[SOURCE MATERIAL]:
○ ○ ○ ○
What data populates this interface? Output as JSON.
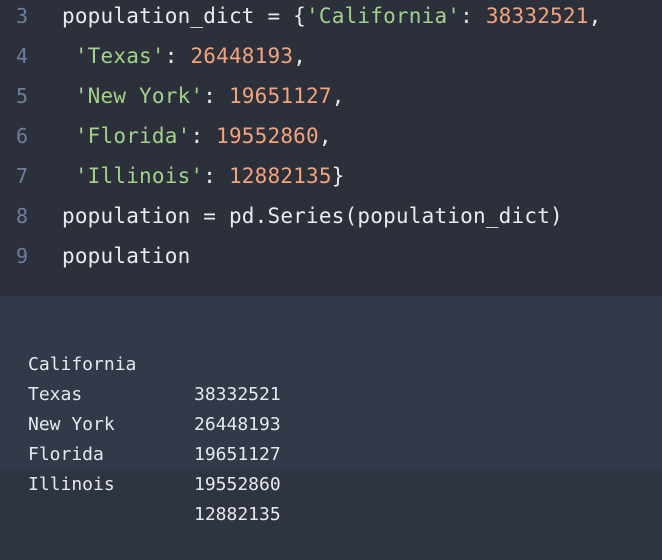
{
  "editor": {
    "lines": [
      {
        "number": "3",
        "p1": "population_dict = {",
        "s1": "'California'",
        "p2": ": ",
        "n1": "38332521",
        "p3": ","
      },
      {
        "number": "4",
        "p1": " ",
        "s1": "'Texas'",
        "p2": ": ",
        "n1": "26448193",
        "p3": ","
      },
      {
        "number": "5",
        "p1": " ",
        "s1": "'New York'",
        "p2": ": ",
        "n1": "19651127",
        "p3": ","
      },
      {
        "number": "6",
        "p1": " ",
        "s1": "'Florida'",
        "p2": ": ",
        "n1": "19552860",
        "p3": ","
      },
      {
        "number": "7",
        "p1": " ",
        "s1": "'Illinois'",
        "p2": ": ",
        "n1": "12882135",
        "p3": "}"
      },
      {
        "number": "8",
        "text": "population = pd.Series(population_dict)"
      },
      {
        "number": "9",
        "text": "population"
      }
    ]
  },
  "output": {
    "rows": [
      {
        "label": "California",
        "value": "38332521"
      },
      {
        "label": "Texas",
        "value": "26448193"
      },
      {
        "label": "New York",
        "value": "19651127"
      },
      {
        "label": "Florida",
        "value": "19552860"
      },
      {
        "label": "Illinois",
        "value": "12882135"
      }
    ]
  },
  "colors": {
    "editor_bg": "#2b303b",
    "output_bg": "#323948",
    "line_number": "#6d7f99",
    "string": "#a3d18b",
    "number": "#f3a47c",
    "text": "#e8ecf1"
  }
}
○ ○ ○ ○
[WHAT IS EXPECTED]: Each line that holds the word "text" should be extracted from the records.

[THE RESPONSE]:
        "text": "population = pd.Series(population_dict)"
        "text": "population"
    "text": "#e8ecf1"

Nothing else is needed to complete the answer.